Copy the rows from the line with "Patent image size: (1370, 931)." to the line with "The magnetic element 432 is at (1152, 325).", without changing anything.
▼
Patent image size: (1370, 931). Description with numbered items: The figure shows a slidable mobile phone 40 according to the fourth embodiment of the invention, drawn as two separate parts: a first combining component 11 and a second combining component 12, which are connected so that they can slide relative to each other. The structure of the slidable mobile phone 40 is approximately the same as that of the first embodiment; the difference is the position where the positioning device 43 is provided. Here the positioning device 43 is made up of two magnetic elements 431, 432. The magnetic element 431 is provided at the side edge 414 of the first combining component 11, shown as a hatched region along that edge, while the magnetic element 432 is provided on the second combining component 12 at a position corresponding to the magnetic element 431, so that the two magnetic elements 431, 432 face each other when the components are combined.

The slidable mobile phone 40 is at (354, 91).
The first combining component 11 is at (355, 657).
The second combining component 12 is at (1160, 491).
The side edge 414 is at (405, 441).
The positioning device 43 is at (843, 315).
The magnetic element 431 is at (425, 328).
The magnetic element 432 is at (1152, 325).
▲
▼
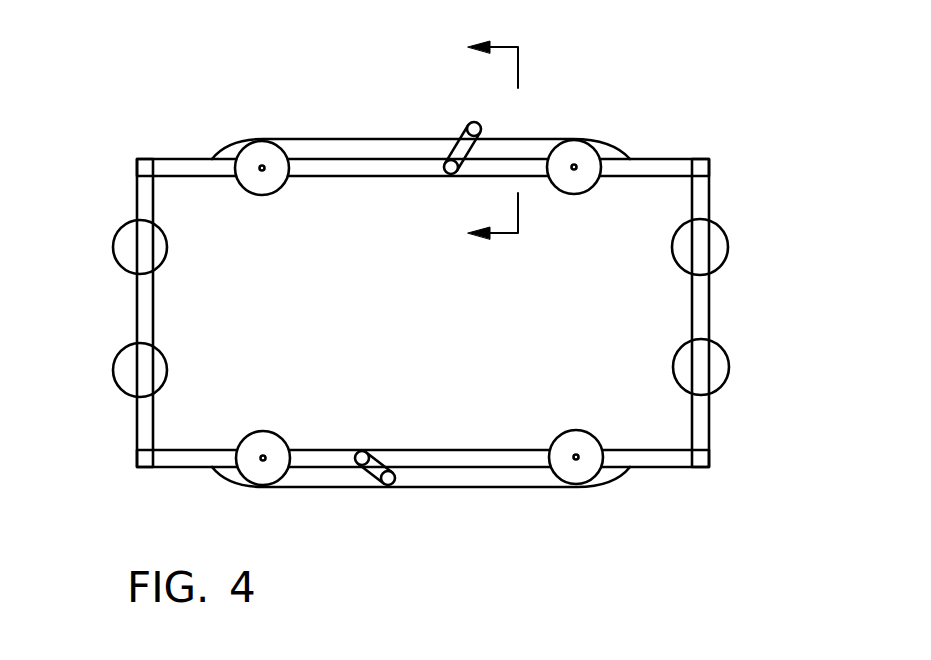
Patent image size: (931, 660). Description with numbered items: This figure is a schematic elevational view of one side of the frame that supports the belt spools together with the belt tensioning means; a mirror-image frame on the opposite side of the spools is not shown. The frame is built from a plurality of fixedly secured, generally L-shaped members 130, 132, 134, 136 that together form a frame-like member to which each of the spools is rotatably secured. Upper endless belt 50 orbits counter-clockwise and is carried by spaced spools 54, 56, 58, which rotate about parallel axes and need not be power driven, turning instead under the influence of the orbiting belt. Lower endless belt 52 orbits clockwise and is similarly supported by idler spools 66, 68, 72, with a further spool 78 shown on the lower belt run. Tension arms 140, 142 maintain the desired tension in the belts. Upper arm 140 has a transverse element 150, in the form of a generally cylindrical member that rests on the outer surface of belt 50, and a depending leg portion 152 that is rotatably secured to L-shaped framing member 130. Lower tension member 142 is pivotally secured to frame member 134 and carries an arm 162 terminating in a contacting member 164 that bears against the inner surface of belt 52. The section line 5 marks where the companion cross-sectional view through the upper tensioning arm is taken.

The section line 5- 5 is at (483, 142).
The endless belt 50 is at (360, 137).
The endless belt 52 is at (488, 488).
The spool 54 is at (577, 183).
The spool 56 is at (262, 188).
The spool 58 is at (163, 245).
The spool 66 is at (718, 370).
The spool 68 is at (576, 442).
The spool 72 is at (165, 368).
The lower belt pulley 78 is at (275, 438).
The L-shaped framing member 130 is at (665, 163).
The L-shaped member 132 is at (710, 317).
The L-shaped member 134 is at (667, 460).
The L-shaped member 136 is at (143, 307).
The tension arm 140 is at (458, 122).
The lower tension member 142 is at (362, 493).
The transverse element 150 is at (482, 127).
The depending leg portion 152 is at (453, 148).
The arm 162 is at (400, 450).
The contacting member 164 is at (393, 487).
▲
▼
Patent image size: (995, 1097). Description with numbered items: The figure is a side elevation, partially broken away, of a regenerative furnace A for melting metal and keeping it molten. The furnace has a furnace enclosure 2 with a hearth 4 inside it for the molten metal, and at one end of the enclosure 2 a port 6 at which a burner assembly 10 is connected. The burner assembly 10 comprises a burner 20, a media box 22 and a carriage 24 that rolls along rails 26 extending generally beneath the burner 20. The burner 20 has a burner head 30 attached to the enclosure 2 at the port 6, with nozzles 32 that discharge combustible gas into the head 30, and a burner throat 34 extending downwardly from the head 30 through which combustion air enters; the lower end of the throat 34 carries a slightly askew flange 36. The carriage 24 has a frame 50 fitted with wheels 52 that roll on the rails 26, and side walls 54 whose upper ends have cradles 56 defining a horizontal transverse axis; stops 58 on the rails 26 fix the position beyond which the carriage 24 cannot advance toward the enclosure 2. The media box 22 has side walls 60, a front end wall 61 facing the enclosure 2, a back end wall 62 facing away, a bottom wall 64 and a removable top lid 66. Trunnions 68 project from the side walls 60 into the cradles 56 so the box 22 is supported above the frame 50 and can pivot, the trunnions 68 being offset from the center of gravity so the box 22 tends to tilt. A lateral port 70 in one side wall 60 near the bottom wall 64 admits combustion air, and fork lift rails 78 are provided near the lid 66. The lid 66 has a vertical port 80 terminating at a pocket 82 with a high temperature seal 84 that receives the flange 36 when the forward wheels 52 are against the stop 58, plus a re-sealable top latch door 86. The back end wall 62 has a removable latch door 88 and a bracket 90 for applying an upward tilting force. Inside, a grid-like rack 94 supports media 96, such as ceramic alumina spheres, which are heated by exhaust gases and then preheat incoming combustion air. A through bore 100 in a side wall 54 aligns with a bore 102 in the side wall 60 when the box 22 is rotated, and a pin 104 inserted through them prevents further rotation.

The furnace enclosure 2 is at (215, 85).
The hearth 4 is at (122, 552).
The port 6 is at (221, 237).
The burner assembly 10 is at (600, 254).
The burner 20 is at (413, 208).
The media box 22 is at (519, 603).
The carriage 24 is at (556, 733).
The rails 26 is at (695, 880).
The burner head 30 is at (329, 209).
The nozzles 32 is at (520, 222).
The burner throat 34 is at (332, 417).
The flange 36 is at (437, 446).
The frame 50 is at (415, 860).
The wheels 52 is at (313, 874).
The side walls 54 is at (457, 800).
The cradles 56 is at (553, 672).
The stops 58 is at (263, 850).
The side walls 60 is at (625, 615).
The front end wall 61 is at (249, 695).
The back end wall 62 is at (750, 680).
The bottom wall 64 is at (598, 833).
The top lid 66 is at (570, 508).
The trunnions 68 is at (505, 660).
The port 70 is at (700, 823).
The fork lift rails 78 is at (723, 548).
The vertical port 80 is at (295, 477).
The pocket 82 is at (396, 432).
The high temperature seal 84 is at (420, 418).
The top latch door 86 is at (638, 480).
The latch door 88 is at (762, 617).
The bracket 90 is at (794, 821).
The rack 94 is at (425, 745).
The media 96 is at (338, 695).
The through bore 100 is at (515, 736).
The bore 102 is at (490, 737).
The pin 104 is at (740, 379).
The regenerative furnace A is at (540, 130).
▲
◆ **Problem solution**:
Patent image size: (1370, 931). Description with numbered items: The figure shows a slidable mobile phone 40 according to the fourth embodiment of the invention, drawn as two separate parts: a first combining component 11 and a second combining component 12, which are connected so that they can slide relative to each other. The structure of the slidable mobile phone 40 is approximately the same as that of the first embodiment; the difference is the position where the positioning device 43 is provided. Here the positioning device 43 is made up of two magnetic elements 431, 432. The magnetic element 431 is provided at the side edge 414 of the first combining component 11, shown as a hatched region along that edge, while the magnetic element 432 is provided on the second combining component 12 at a position corresponding to the magnetic element 431, so that the two magnetic elements 431, 432 face each other when the components are combined.

The slidable mobile phone 40 is at (354, 91).
The first combining component 11 is at (355, 657).
The second combining component 12 is at (1160, 491).
The side edge 414 is at (405, 441).
The positioning device 43 is at (843, 315).
The magnetic element 431 is at (425, 328).
The magnetic element 432 is at (1152, 325).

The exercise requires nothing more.